YOUR INSTRUCTIONS: Only lines holding the string "xlabel" are wanted; copy each one from the material.

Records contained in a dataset

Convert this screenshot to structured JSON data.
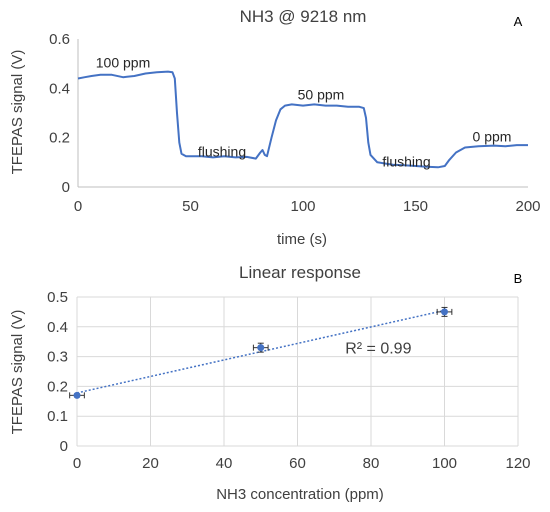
{
  "colors": {
    "series": "#4472c4",
    "axis": "#bfbfbf",
    "grid": "#d9d9d9",
    "text": "#404040"
  },
  "chart_data": [
    {
      "type": "line",
      "title": "NH3 @ 9218 nm",
      "panel_label": "A",
      "xlabel": "time (s)",
      "ylabel": "TFEPAS signal (V)",
      "xlim": [
        0,
        200
      ],
      "ylim": [
        0,
        0.6
      ],
      "xticks": [
        0,
        50,
        100,
        150,
        200
      ],
      "yticks": [
        0,
        0.2,
        0.4,
        0.6
      ],
      "grid": false,
      "series": [
        {
          "points": [
            [
              0,
              0.44
            ],
            [
              3,
              0.445
            ],
            [
              6,
              0.45
            ],
            [
              10,
              0.455
            ],
            [
              15,
              0.455
            ],
            [
              20,
              0.445
            ],
            [
              25,
              0.45
            ],
            [
              30,
              0.46
            ],
            [
              35,
              0.465
            ],
            [
              40,
              0.468
            ],
            [
              42,
              0.465
            ],
            [
              43,
              0.44
            ],
            [
              44,
              0.3
            ],
            [
              45,
              0.18
            ],
            [
              46,
              0.135
            ],
            [
              48,
              0.125
            ],
            [
              55,
              0.125
            ],
            [
              60,
              0.12
            ],
            [
              65,
              0.125
            ],
            [
              70,
              0.12
            ],
            [
              75,
              0.122
            ],
            [
              79,
              0.115
            ],
            [
              81,
              0.14
            ],
            [
              82,
              0.15
            ],
            [
              83,
              0.13
            ],
            [
              84,
              0.125
            ],
            [
              86,
              0.2
            ],
            [
              88,
              0.27
            ],
            [
              90,
              0.315
            ],
            [
              92,
              0.33
            ],
            [
              95,
              0.335
            ],
            [
              100,
              0.33
            ],
            [
              105,
              0.335
            ],
            [
              110,
              0.33
            ],
            [
              115,
              0.33
            ],
            [
              120,
              0.325
            ],
            [
              125,
              0.325
            ],
            [
              127,
              0.32
            ],
            [
              128,
              0.28
            ],
            [
              129,
              0.18
            ],
            [
              130,
              0.13
            ],
            [
              133,
              0.1
            ],
            [
              140,
              0.09
            ],
            [
              145,
              0.088
            ],
            [
              150,
              0.085
            ],
            [
              155,
              0.082
            ],
            [
              160,
              0.08
            ],
            [
              163,
              0.085
            ],
            [
              165,
              0.11
            ],
            [
              168,
              0.14
            ],
            [
              172,
              0.16
            ],
            [
              178,
              0.165
            ],
            [
              185,
              0.168
            ],
            [
              190,
              0.165
            ],
            [
              195,
              0.17
            ],
            [
              200,
              0.17
            ]
          ]
        }
      ],
      "annotations": [
        {
          "text": "100 ppm",
          "x": 20,
          "y": 0.5
        },
        {
          "text": "flushing",
          "x": 64,
          "y": 0.14
        },
        {
          "text": "50 ppm",
          "x": 108,
          "y": 0.37
        },
        {
          "text": "flushing",
          "x": 146,
          "y": 0.1
        },
        {
          "text": "0 ppm",
          "x": 184,
          "y": 0.2
        }
      ]
    },
    {
      "type": "scatter",
      "title": "Linear response",
      "panel_label": "B",
      "xlabel": "NH3 concentration (ppm)",
      "ylabel": "TFEPAS signal (V)",
      "xlim": [
        0,
        120
      ],
      "ylim": [
        0,
        0.5
      ],
      "xticks": [
        0,
        20,
        40,
        60,
        80,
        100,
        120
      ],
      "yticks": [
        0,
        0.1,
        0.2,
        0.3,
        0.4,
        0.5
      ],
      "grid": true,
      "points": [
        {
          "x": 0,
          "y": 0.17,
          "xerr": 2,
          "yerr": 0.005
        },
        {
          "x": 50,
          "y": 0.33,
          "xerr": 2,
          "yerr": 0.015
        },
        {
          "x": 100,
          "y": 0.45,
          "xerr": 2,
          "yerr": 0.015
        }
      ],
      "trendline": {
        "x": [
          0,
          100
        ],
        "y": [
          0.178,
          0.455
        ]
      },
      "r2_text": "R² = 0.99",
      "r2_position": {
        "x": 82,
        "y": 0.33
      }
    }
  ]
}
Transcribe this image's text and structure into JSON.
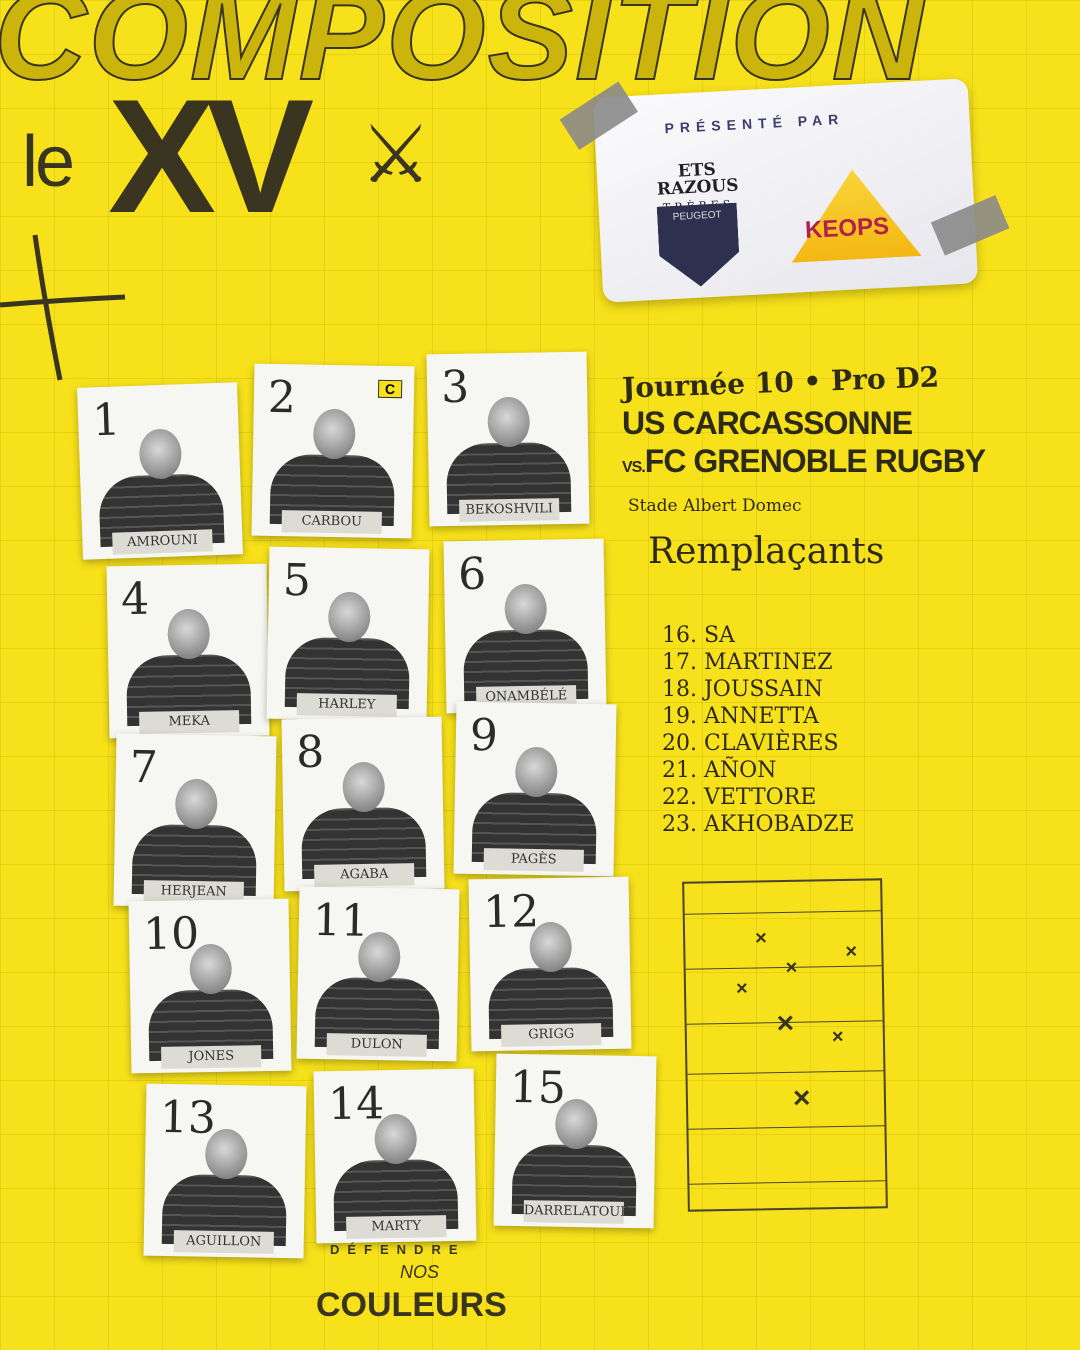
{
  "header": {
    "title": "COMPOSITION",
    "le": "le",
    "xv": "XV",
    "swords_icon": "crossed-swords"
  },
  "sponsor": {
    "presented_by": "PRÉSENTÉ PAR",
    "sponsor1": "ETS RAZOUS",
    "sponsor1_sub": "TRÈBES",
    "sponsor1_brand": "PEUGEOT",
    "sponsor2": "KEOPS"
  },
  "match": {
    "round": "Journée 10 • Pro D2",
    "home": "US CARCASSONNE",
    "vs": "VS.",
    "away": "FC GRENOBLE RUGBY",
    "stadium": "Stade Albert Domec"
  },
  "starters": [
    {
      "number": "1",
      "name": "AMROUNI"
    },
    {
      "number": "2",
      "name": "CARBOU",
      "badge": "C"
    },
    {
      "number": "3",
      "name": "BEKOSHVILI"
    },
    {
      "number": "4",
      "name": "MEKA"
    },
    {
      "number": "5",
      "name": "HARLEY"
    },
    {
      "number": "6",
      "name": "ONAMBÉLÉ"
    },
    {
      "number": "7",
      "name": "HERJEAN"
    },
    {
      "number": "8",
      "name": "AGABA"
    },
    {
      "number": "9",
      "name": "PAGÈS"
    },
    {
      "number": "10",
      "name": "JONES"
    },
    {
      "number": "11",
      "name": "DULON"
    },
    {
      "number": "12",
      "name": "GRIGG"
    },
    {
      "number": "13",
      "name": "AGUILLON"
    },
    {
      "number": "14",
      "name": "MARTY"
    },
    {
      "number": "15",
      "name": "DARRELATOUR"
    }
  ],
  "substitutes": {
    "title": "Remplaçants",
    "items": [
      "16. SA",
      "17. MARTINEZ",
      "18. JOUSSAIN",
      "19. ANNETTA",
      "20. CLAVIÈRES",
      "21. AÑON",
      "22. VETTORE",
      "23. AKHOBADZE"
    ]
  },
  "footer": {
    "defendre": "DÉFENDRE",
    "nos": "NOS",
    "couleurs": "COULEURS"
  },
  "colors": {
    "background": "#f7e11a",
    "ink": "#3a3520"
  }
}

RESULT OF THE EXERCISE:
      "xlabel": "time (s)",
      "xlabel": "NH3 concentration (ppm)",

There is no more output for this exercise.